▶ Texto citado
UNA GOTA DE AGUA
No sé por qué razon pero al salir a la terraza - después de unos días de lluvia borrica, antipática – me llama la atención una gota de agua que ha quedado atrapada sobre el pliegue de una hoja. Es una gota muy grande, esférica, cuya forma recuerda más al mercurio que al agua. Quizás sea eso lo que me ha sorprendido, esa forma esférica… tan grande…, no recuerdo haberla visto antes.
La manifestación de leyes de la naturaleza me sorprende, porque parece que hay algo instintivo en nuestro interior que nos empuja a extrapolarlas, ya sea de pequeño a grande o al revés. Esta fotografía está tomada a las 10:30 de la mañana y ahora son las 14:30. En todo ese tiempo no he podido racionalizar el porqué de la atracción que ha ejercido esa gota sobre mi. Así que me limitaré a describir el primer impacto, la primera impresón – no sé hasta qué punto racional – porque se dice que el primer impacto es el bueno.

▶ Ejercicios
[a] En el texto sobre la gota de agua, busca cada vez que aparece la palabra «no» y escríbela junto con el verbo que la sigue, en orden.
[b] Sigue escribiendo el texto sobre la gota de agua justo después de su última oración.
El listado no tiene nada que ver con el texto.

▶ Datos dados
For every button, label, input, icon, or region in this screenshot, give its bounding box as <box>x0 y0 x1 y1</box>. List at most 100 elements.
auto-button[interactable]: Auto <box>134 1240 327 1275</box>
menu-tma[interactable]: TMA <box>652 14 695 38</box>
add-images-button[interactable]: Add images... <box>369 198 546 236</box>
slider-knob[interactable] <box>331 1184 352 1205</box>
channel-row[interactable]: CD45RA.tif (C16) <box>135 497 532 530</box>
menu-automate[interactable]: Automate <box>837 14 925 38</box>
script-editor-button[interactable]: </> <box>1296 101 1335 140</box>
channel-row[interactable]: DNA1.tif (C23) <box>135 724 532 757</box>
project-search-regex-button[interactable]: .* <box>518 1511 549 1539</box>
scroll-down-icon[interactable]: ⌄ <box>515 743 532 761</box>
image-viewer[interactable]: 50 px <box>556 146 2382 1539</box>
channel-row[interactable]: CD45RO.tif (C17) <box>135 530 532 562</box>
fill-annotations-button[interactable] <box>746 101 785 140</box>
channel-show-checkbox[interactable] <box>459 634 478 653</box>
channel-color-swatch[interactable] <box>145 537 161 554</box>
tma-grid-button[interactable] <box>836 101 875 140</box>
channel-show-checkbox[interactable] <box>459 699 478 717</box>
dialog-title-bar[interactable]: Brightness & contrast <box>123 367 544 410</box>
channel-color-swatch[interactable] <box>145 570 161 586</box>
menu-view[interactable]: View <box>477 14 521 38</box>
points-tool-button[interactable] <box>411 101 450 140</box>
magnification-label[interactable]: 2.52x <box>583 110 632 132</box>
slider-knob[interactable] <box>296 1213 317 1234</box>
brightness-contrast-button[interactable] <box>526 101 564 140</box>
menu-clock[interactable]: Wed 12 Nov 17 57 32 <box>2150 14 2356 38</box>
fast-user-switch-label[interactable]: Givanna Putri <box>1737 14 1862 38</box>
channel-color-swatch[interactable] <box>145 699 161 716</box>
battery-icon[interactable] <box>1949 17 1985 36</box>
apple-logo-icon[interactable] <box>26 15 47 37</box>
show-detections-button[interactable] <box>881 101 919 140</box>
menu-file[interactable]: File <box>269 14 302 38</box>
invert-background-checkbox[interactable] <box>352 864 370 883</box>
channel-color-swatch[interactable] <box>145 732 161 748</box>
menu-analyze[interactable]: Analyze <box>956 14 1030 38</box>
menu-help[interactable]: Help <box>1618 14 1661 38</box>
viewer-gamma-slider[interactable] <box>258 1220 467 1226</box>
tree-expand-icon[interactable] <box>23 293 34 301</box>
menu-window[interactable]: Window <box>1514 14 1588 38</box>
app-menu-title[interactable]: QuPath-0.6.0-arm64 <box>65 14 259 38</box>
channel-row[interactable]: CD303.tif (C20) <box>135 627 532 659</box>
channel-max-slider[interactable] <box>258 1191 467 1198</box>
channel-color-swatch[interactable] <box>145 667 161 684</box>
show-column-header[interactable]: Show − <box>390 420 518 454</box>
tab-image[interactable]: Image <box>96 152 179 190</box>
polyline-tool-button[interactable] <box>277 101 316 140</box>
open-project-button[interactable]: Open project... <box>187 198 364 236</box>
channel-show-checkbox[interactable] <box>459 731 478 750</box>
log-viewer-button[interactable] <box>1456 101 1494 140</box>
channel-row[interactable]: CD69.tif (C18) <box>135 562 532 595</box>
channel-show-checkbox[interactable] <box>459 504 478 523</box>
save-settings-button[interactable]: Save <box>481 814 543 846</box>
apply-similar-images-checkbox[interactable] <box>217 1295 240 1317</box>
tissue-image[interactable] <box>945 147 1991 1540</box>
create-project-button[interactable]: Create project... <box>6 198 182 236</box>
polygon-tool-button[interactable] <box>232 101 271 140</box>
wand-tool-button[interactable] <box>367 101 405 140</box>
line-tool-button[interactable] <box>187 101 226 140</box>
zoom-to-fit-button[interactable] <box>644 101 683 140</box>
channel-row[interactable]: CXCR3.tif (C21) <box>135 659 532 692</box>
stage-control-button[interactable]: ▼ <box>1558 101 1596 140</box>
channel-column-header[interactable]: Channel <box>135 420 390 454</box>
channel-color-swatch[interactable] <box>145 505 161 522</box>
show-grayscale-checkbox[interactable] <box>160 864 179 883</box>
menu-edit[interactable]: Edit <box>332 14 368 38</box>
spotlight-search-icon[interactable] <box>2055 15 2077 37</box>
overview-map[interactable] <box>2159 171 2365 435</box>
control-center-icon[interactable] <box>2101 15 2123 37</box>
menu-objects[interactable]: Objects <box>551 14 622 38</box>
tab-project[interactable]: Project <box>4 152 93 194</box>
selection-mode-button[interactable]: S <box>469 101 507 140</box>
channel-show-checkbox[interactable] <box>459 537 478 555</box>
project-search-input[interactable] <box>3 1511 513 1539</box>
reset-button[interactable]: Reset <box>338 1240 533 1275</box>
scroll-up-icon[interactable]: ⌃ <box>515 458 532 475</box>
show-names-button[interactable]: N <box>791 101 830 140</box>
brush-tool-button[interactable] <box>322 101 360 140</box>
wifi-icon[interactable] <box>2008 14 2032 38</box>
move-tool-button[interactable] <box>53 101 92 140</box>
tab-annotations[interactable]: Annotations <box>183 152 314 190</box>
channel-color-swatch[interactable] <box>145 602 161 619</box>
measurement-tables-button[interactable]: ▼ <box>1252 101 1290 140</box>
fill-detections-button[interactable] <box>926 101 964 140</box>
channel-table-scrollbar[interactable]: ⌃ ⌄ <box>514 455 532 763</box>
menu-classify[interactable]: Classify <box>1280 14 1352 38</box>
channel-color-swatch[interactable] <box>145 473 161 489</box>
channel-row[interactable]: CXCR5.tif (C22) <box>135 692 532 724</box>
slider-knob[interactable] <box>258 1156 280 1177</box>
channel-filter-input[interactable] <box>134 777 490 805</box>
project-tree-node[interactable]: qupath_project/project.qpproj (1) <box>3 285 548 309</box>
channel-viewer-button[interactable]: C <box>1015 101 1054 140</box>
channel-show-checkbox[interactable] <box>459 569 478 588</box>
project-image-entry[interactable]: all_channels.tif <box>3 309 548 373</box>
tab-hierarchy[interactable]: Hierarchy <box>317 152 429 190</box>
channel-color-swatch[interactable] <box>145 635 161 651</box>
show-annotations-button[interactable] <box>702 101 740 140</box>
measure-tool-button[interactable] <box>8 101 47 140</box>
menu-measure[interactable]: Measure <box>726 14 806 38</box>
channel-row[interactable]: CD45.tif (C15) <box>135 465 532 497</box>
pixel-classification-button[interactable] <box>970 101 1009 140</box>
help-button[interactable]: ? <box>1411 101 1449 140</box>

▶ Respuestas
[a]
No sé
no recuerdo
no he podido
no sé

[b]
Al observarla por un istante he perdido la noción del tiempo. Algo en mi imaginación me ha hecho retroceder en el tiempo millones de años. De pronto el planeta era solo un hervidero donde apenas se estaban gerenerando las formas de vida. Y en ese instante la gota de agua ha cobrado un significado rotundo, radical. Quién sabe qué está ocurriendo en el interior de la gota de agua, expuesta a la luz del sol, en este momento. Mientras tanto, hay como una voz invisible que parece estar diciéndote: “Están ocurriendo muchas cosas y yo no puedo verlas. Pero de algún modo sé que provengo de ahí”.